#### TASK TO COMPLETE:
Below are some records: retype them all exactly, but not the pictures.

──────── SOURCE RECORDS ────────

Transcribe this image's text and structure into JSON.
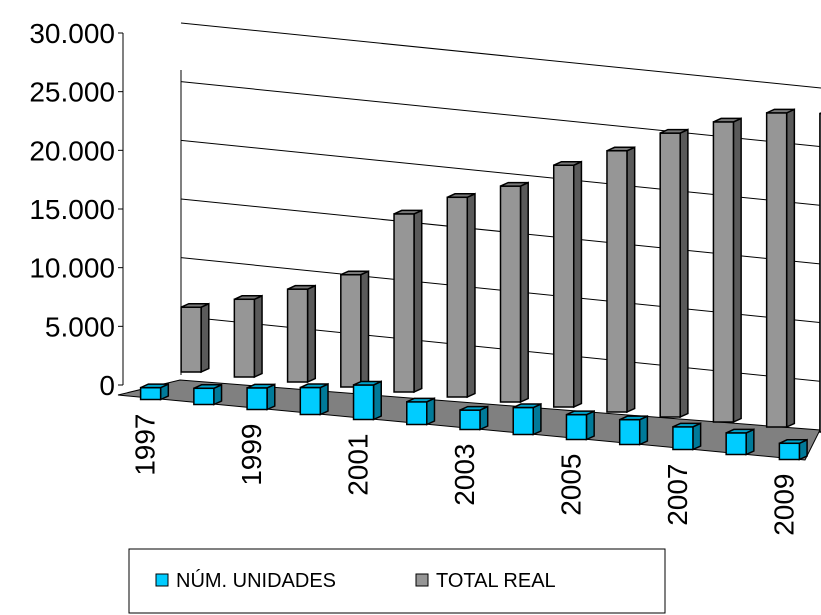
{
  "chart_data": {
    "type": "bar",
    "title": "",
    "xlabel": "",
    "ylabel": "",
    "categories": [
      "1997",
      "1998",
      "1999",
      "2000",
      "2001",
      "2002",
      "2003",
      "2004",
      "2005",
      "2006",
      "2007",
      "2008",
      "2009"
    ],
    "x_tick_labels": [
      "1997",
      "",
      "1999",
      "",
      "2001",
      "",
      "2003",
      "",
      "2005",
      "",
      "2007",
      "",
      "2009"
    ],
    "y_tick_labels": [
      "0",
      "5.000",
      "10.000",
      "15.000",
      "20.000",
      "25.000",
      "30.000"
    ],
    "ylim": [
      0,
      30000
    ],
    "grid": true,
    "legend_position": "bottom",
    "series": [
      {
        "name": "NÚM. UNIDADES",
        "color": "#00ccff",
        "values": [
          1100,
          1500,
          2000,
          2500,
          3200,
          2100,
          1800,
          2500,
          2300,
          2300,
          2100,
          2000,
          1500
        ]
      },
      {
        "name": "TOTAL REAL",
        "color": "#969696",
        "values": [
          6000,
          7200,
          8600,
          10400,
          16500,
          18500,
          20000,
          22400,
          24200,
          26300,
          27800,
          29100,
          29500
        ]
      }
    ]
  }
}
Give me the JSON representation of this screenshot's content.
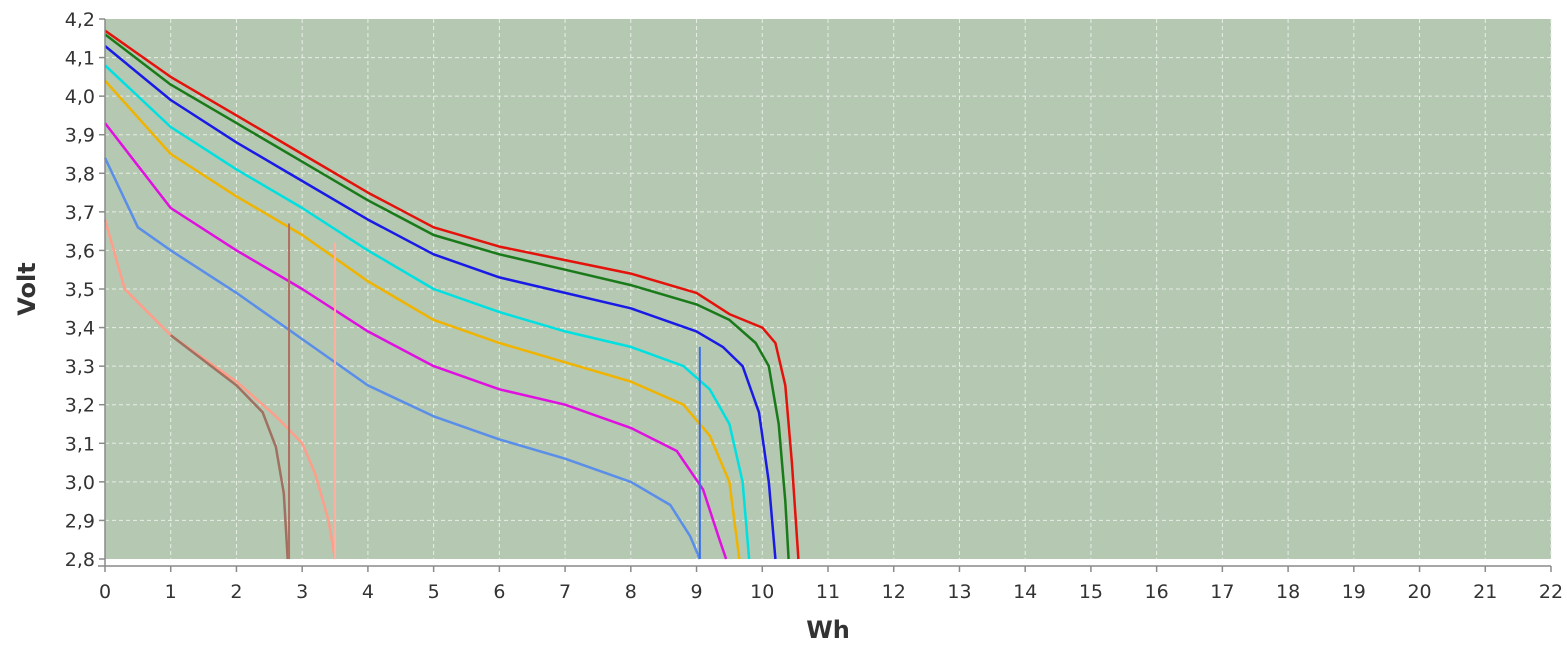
{
  "chart_data": {
    "type": "line",
    "title": "",
    "xlabel": "Wh",
    "ylabel": "Volt",
    "xlim": [
      0,
      22
    ],
    "ylim": [
      2.8,
      4.2
    ],
    "x_ticks": [
      "0",
      "1",
      "2",
      "3",
      "4",
      "5",
      "6",
      "7",
      "8",
      "9",
      "10",
      "11",
      "12",
      "13",
      "14",
      "15",
      "16",
      "17",
      "18",
      "19",
      "20",
      "21",
      "22"
    ],
    "y_ticks": [
      "2,8",
      "2,9",
      "3,0",
      "3,1",
      "3,2",
      "3,3",
      "3,4",
      "3,5",
      "3,6",
      "3,7",
      "3,8",
      "3,9",
      "4,0",
      "4,1",
      "4,2"
    ],
    "grid": true,
    "plot_background": "#b4c8b2",
    "series": [
      {
        "color": "#e3120b",
        "points": [
          [
            0,
            4.17
          ],
          [
            1,
            4.05
          ],
          [
            2,
            3.95
          ],
          [
            3,
            3.85
          ],
          [
            4,
            3.75
          ],
          [
            5,
            3.66
          ],
          [
            6,
            3.61
          ],
          [
            7,
            3.575
          ],
          [
            8,
            3.54
          ],
          [
            9,
            3.49
          ],
          [
            9.5,
            3.435
          ],
          [
            10,
            3.4
          ],
          [
            10.2,
            3.36
          ],
          [
            10.35,
            3.25
          ],
          [
            10.45,
            3.05
          ],
          [
            10.55,
            2.8
          ]
        ]
      },
      {
        "color": "#1a7a1a",
        "points": [
          [
            0,
            4.16
          ],
          [
            1,
            4.03
          ],
          [
            2,
            3.93
          ],
          [
            3,
            3.83
          ],
          [
            4,
            3.73
          ],
          [
            5,
            3.64
          ],
          [
            6,
            3.59
          ],
          [
            7,
            3.55
          ],
          [
            8,
            3.51
          ],
          [
            9,
            3.46
          ],
          [
            9.5,
            3.42
          ],
          [
            9.9,
            3.36
          ],
          [
            10.1,
            3.3
          ],
          [
            10.25,
            3.15
          ],
          [
            10.35,
            2.95
          ],
          [
            10.4,
            2.8
          ]
        ]
      },
      {
        "color": "#1a1ae6",
        "points": [
          [
            0,
            4.13
          ],
          [
            1,
            3.99
          ],
          [
            2,
            3.88
          ],
          [
            3,
            3.78
          ],
          [
            4,
            3.68
          ],
          [
            5,
            3.59
          ],
          [
            6,
            3.53
          ],
          [
            7,
            3.49
          ],
          [
            8,
            3.45
          ],
          [
            9,
            3.39
          ],
          [
            9.4,
            3.35
          ],
          [
            9.7,
            3.3
          ],
          [
            9.95,
            3.18
          ],
          [
            10.1,
            3.0
          ],
          [
            10.2,
            2.8
          ]
        ]
      },
      {
        "color": "#00e0e0",
        "points": [
          [
            0,
            4.08
          ],
          [
            1,
            3.92
          ],
          [
            2,
            3.81
          ],
          [
            3,
            3.71
          ],
          [
            4,
            3.6
          ],
          [
            5,
            3.5
          ],
          [
            6,
            3.44
          ],
          [
            7,
            3.39
          ],
          [
            8,
            3.35
          ],
          [
            8.8,
            3.3
          ],
          [
            9.2,
            3.24
          ],
          [
            9.5,
            3.15
          ],
          [
            9.7,
            3.0
          ],
          [
            9.8,
            2.8
          ]
        ]
      },
      {
        "color": "#f0b400",
        "points": [
          [
            0,
            4.04
          ],
          [
            1,
            3.85
          ],
          [
            2,
            3.74
          ],
          [
            3,
            3.64
          ],
          [
            4,
            3.52
          ],
          [
            5,
            3.42
          ],
          [
            6,
            3.36
          ],
          [
            7,
            3.31
          ],
          [
            8,
            3.26
          ],
          [
            8.8,
            3.2
          ],
          [
            9.2,
            3.12
          ],
          [
            9.5,
            3.0
          ],
          [
            9.65,
            2.8
          ]
        ]
      },
      {
        "color": "#e010e0",
        "points": [
          [
            0,
            3.93
          ],
          [
            1,
            3.71
          ],
          [
            2,
            3.6
          ],
          [
            3,
            3.5
          ],
          [
            4,
            3.39
          ],
          [
            5,
            3.3
          ],
          [
            6,
            3.24
          ],
          [
            7,
            3.2
          ],
          [
            8,
            3.14
          ],
          [
            8.7,
            3.08
          ],
          [
            9.1,
            2.98
          ],
          [
            9.35,
            2.85
          ],
          [
            9.45,
            2.8
          ]
        ]
      },
      {
        "color": "#5a8ee8",
        "points": [
          [
            0,
            3.84
          ],
          [
            0.5,
            3.66
          ],
          [
            1,
            3.6
          ],
          [
            2,
            3.49
          ],
          [
            3,
            3.37
          ],
          [
            4,
            3.25
          ],
          [
            5,
            3.17
          ],
          [
            6,
            3.11
          ],
          [
            7,
            3.06
          ],
          [
            8,
            3.0
          ],
          [
            8.6,
            2.94
          ],
          [
            8.9,
            2.86
          ],
          [
            9.05,
            2.8
          ]
        ]
      },
      {
        "color": "#ff9e8a",
        "points": [
          [
            0,
            3.68
          ],
          [
            0.3,
            3.5
          ],
          [
            1,
            3.38
          ],
          [
            2,
            3.26
          ],
          [
            2.6,
            3.17
          ],
          [
            3,
            3.1
          ],
          [
            3.2,
            3.02
          ],
          [
            3.4,
            2.9
          ],
          [
            3.5,
            2.8
          ]
        ]
      },
      {
        "color": "#a07060",
        "points": [
          [
            1,
            3.38
          ],
          [
            2,
            3.25
          ],
          [
            2.4,
            3.18
          ],
          [
            2.6,
            3.09
          ],
          [
            2.72,
            2.97
          ],
          [
            2.78,
            2.8
          ]
        ]
      }
    ],
    "vertical_markers": [
      {
        "color": "#b07060",
        "x": 2.8,
        "y_top": 3.67
      },
      {
        "color": "#ffb0a0",
        "x": 3.5,
        "y_top": 3.62
      },
      {
        "color": "#3a6ee8",
        "x": 9.05,
        "y_top": 3.35
      }
    ]
  }
}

────────

#### OUTPUT FOR THIS TASK:
Transcribe this image's text and structure into JSON.
{
  "chart_data": {
    "type": "bar",
    "title": "",
    "xlabel": "",
    "ylabel": "",
    "categories": [
      "1997",
      "1998",
      "1999",
      "2000",
      "2001",
      "2002",
      "2003",
      "2004",
      "2005",
      "2006",
      "2007",
      "2008",
      "2009"
    ],
    "x_tick_labels": [
      "1997",
      "",
      "1999",
      "",
      "2001",
      "",
      "2003",
      "",
      "2005",
      "",
      "2007",
      "",
      "2009"
    ],
    "y_tick_labels": [
      "0",
      "5.000",
      "10.000",
      "15.000",
      "20.000",
      "25.000",
      "30.000"
    ],
    "ylim": [
      0,
      30000
    ],
    "grid": true,
    "legend_position": "bottom",
    "series": [
      {
        "name": "NÚM. UNIDADES",
        "color": "#00ccff",
        "values": [
          1100,
          1500,
          2000,
          2500,
          3200,
          2100,
          1800,
          2500,
          2300,
          2300,
          2100,
          2000,
          1500
        ]
      },
      {
        "name": "TOTAL REAL",
        "color": "#969696",
        "values": [
          6000,
          7200,
          8600,
          10400,
          16500,
          18500,
          20000,
          22400,
          24200,
          26300,
          27800,
          29100,
          29500
        ]
      }
    ]
  }
}
Give me the JSON representation of this screenshot's content.
{
  "chart_data": {
    "type": "line",
    "title": "",
    "xlabel": "Wh",
    "ylabel": "Volt",
    "xlim": [
      0,
      22
    ],
    "ylim": [
      2.8,
      4.2
    ],
    "x_ticks": [
      "0",
      "1",
      "2",
      "3",
      "4",
      "5",
      "6",
      "7",
      "8",
      "9",
      "10",
      "11",
      "12",
      "13",
      "14",
      "15",
      "16",
      "17",
      "18",
      "19",
      "20",
      "21",
      "22"
    ],
    "y_ticks": [
      "2,8",
      "2,9",
      "3,0",
      "3,1",
      "3,2",
      "3,3",
      "3,4",
      "3,5",
      "3,6",
      "3,7",
      "3,8",
      "3,9",
      "4,0",
      "4,1",
      "4,2"
    ],
    "grid": true,
    "plot_background": "#b4c8b2",
    "series": [
      {
        "color": "#e3120b",
        "points": [
          [
            0,
            4.17
          ],
          [
            1,
            4.05
          ],
          [
            2,
            3.95
          ],
          [
            3,
            3.85
          ],
          [
            4,
            3.75
          ],
          [
            5,
            3.66
          ],
          [
            6,
            3.61
          ],
          [
            7,
            3.575
          ],
          [
            8,
            3.54
          ],
          [
            9,
            3.49
          ],
          [
            9.5,
            3.435
          ],
          [
            10,
            3.4
          ],
          [
            10.2,
            3.36
          ],
          [
            10.35,
            3.25
          ],
          [
            10.45,
            3.05
          ],
          [
            10.55,
            2.8
          ]
        ]
      },
      {
        "color": "#1a7a1a",
        "points": [
          [
            0,
            4.16
          ],
          [
            1,
            4.03
          ],
          [
            2,
            3.93
          ],
          [
            3,
            3.83
          ],
          [
            4,
            3.73
          ],
          [
            5,
            3.64
          ],
          [
            6,
            3.59
          ],
          [
            7,
            3.55
          ],
          [
            8,
            3.51
          ],
          [
            9,
            3.46
          ],
          [
            9.5,
            3.42
          ],
          [
            9.9,
            3.36
          ],
          [
            10.1,
            3.3
          ],
          [
            10.25,
            3.15
          ],
          [
            10.35,
            2.95
          ],
          [
            10.4,
            2.8
          ]
        ]
      },
      {
        "color": "#1a1ae6",
        "points": [
          [
            0,
            4.13
          ],
          [
            1,
            3.99
          ],
          [
            2,
            3.88
          ],
          [
            3,
            3.78
          ],
          [
            4,
            3.68
          ],
          [
            5,
            3.59
          ],
          [
            6,
            3.53
          ],
          [
            7,
            3.49
          ],
          [
            8,
            3.45
          ],
          [
            9,
            3.39
          ],
          [
            9.4,
            3.35
          ],
          [
            9.7,
            3.3
          ],
          [
            9.95,
            3.18
          ],
          [
            10.1,
            3.0
          ],
          [
            10.2,
            2.8
          ]
        ]
      },
      {
        "color": "#00e0e0",
        "points": [
          [
            0,
            4.08
          ],
          [
            1,
            3.92
          ],
          [
            2,
            3.81
          ],
          [
            3,
            3.71
          ],
          [
            4,
            3.6
          ],
          [
            5,
            3.5
          ],
          [
            6,
            3.44
          ],
          [
            7,
            3.39
          ],
          [
            8,
            3.35
          ],
          [
            8.8,
            3.3
          ],
          [
            9.2,
            3.24
          ],
          [
            9.5,
            3.15
          ],
          [
            9.7,
            3.0
          ],
          [
            9.8,
            2.8
          ]
        ]
      },
      {
        "color": "#f0b400",
        "points": [
          [
            0,
            4.04
          ],
          [
            1,
            3.85
          ],
          [
            2,
            3.74
          ],
          [
            3,
            3.64
          ],
          [
            4,
            3.52
          ],
          [
            5,
            3.42
          ],
          [
            6,
            3.36
          ],
          [
            7,
            3.31
          ],
          [
            8,
            3.26
          ],
          [
            8.8,
            3.2
          ],
          [
            9.2,
            3.12
          ],
          [
            9.5,
            3.0
          ],
          [
            9.65,
            2.8
          ]
        ]
      },
      {
        "color": "#e010e0",
        "points": [
          [
            0,
            3.93
          ],
          [
            1,
            3.71
          ],
          [
            2,
            3.6
          ],
          [
            3,
            3.5
          ],
          [
            4,
            3.39
          ],
          [
            5,
            3.3
          ],
          [
            6,
            3.24
          ],
          [
            7,
            3.2
          ],
          [
            8,
            3.14
          ],
          [
            8.7,
            3.08
          ],
          [
            9.1,
            2.98
          ],
          [
            9.35,
            2.85
          ],
          [
            9.45,
            2.8
          ]
        ]
      },
      {
        "color": "#5a8ee8",
        "points": [
          [
            0,
            3.84
          ],
          [
            0.5,
            3.66
          ],
          [
            1,
            3.6
          ],
          [
            2,
            3.49
          ],
          [
            3,
            3.37
          ],
          [
            4,
            3.25
          ],
          [
            5,
            3.17
          ],
          [
            6,
            3.11
          ],
          [
            7,
            3.06
          ],
          [
            8,
            3.0
          ],
          [
            8.6,
            2.94
          ],
          [
            8.9,
            2.86
          ],
          [
            9.05,
            2.8
          ]
        ]
      },
      {
        "color": "#ff9e8a",
        "points": [
          [
            0,
            3.68
          ],
          [
            0.3,
            3.5
          ],
          [
            1,
            3.38
          ],
          [
            2,
            3.26
          ],
          [
            2.6,
            3.17
          ],
          [
            3,
            3.1
          ],
          [
            3.2,
            3.02
          ],
          [
            3.4,
            2.9
          ],
          [
            3.5,
            2.8
          ]
        ]
      },
      {
        "color": "#a07060",
        "points": [
          [
            1,
            3.38
          ],
          [
            2,
            3.25
          ],
          [
            2.4,
            3.18
          ],
          [
            2.6,
            3.09
          ],
          [
            2.72,
            2.97
          ],
          [
            2.78,
            2.8
          ]
        ]
      }
    ],
    "vertical_markers": [
      {
        "color": "#b07060",
        "x": 2.8,
        "y_top": 3.67
      },
      {
        "color": "#ffb0a0",
        "x": 3.5,
        "y_top": 3.62
      },
      {
        "color": "#3a6ee8",
        "x": 9.05,
        "y_top": 3.35
      }
    ]
  }
}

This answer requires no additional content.